▶ **EXERCISE DESCRIPTION**:
Copy out all the data, word for word.

▶ **STORED ROWS**:
------------------------------------------------

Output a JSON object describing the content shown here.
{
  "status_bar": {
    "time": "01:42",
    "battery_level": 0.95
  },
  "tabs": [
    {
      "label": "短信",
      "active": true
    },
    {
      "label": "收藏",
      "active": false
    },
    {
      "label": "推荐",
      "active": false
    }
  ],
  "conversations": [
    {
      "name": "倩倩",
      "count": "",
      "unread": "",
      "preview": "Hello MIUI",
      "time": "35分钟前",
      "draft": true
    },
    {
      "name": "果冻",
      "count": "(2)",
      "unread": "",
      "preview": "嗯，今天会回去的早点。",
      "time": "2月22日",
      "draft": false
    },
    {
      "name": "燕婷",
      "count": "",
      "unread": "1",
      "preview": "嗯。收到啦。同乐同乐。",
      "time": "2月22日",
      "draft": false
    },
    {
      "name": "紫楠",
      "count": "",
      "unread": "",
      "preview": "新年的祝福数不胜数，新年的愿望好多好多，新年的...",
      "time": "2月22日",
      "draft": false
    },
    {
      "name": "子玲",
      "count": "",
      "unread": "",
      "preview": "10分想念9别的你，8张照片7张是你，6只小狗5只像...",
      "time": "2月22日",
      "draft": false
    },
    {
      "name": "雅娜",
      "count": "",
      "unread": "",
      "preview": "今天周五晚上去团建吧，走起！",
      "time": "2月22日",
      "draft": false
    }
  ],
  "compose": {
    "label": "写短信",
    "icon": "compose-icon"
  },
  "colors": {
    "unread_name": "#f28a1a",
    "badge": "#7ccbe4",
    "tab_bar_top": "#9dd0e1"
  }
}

------------------------------------------------

▶ **FINISHED ANSWER**:
Output a JSON object describing the content shown here.
{
  "status_bar": {
    "time": "01:42",
    "battery_level": 0.95
  },
  "tabs": [
    {
      "label": "短信",
      "active": true
    },
    {
      "label": "收藏",
      "active": false
    },
    {
      "label": "推荐",
      "active": false
    }
  ],
  "conversations": [
    {
      "name": "倩倩",
      "count": "",
      "unread": "",
      "preview": "Hello MIUI",
      "time": "35分钟前",
      "draft": true
    },
    {
      "name": "果冻",
      "count": "(2)",
      "unread": "",
      "preview": "嗯，今天会回去的早点。",
      "time": "2月22日",
      "draft": false
    },
    {
      "name": "燕婷",
      "count": "",
      "unread": "1",
      "preview": "嗯。收到啦。同乐同乐。",
      "time": "2月22日",
      "draft": false
    },
    {
      "name": "紫楠",
      "count": "",
      "unread": "",
      "preview": "新年的祝福数不胜数，新年的愿望好多好多，新年的...",
      "time": "2月22日",
      "draft": false
    },
    {
      "name": "子玲",
      "count": "",
      "unread": "",
      "preview": "10分想念9别的你，8张照片7张是你，6只小狗5只像...",
      "time": "2月22日",
      "draft": false
    },
    {
      "name": "雅娜",
      "count": "",
      "unread": "",
      "preview": "今天周五晚上去团建吧，走起！",
      "time": "2月22日",
      "draft": false
    }
  ],
  "compose": {
    "label": "写短信",
    "icon": "compose-icon"
  },
  "colors": {
    "unread_name": "#f28a1a",
    "badge": "#7ccbe4",
    "tab_bar_top": "#9dd0e1"
  }
}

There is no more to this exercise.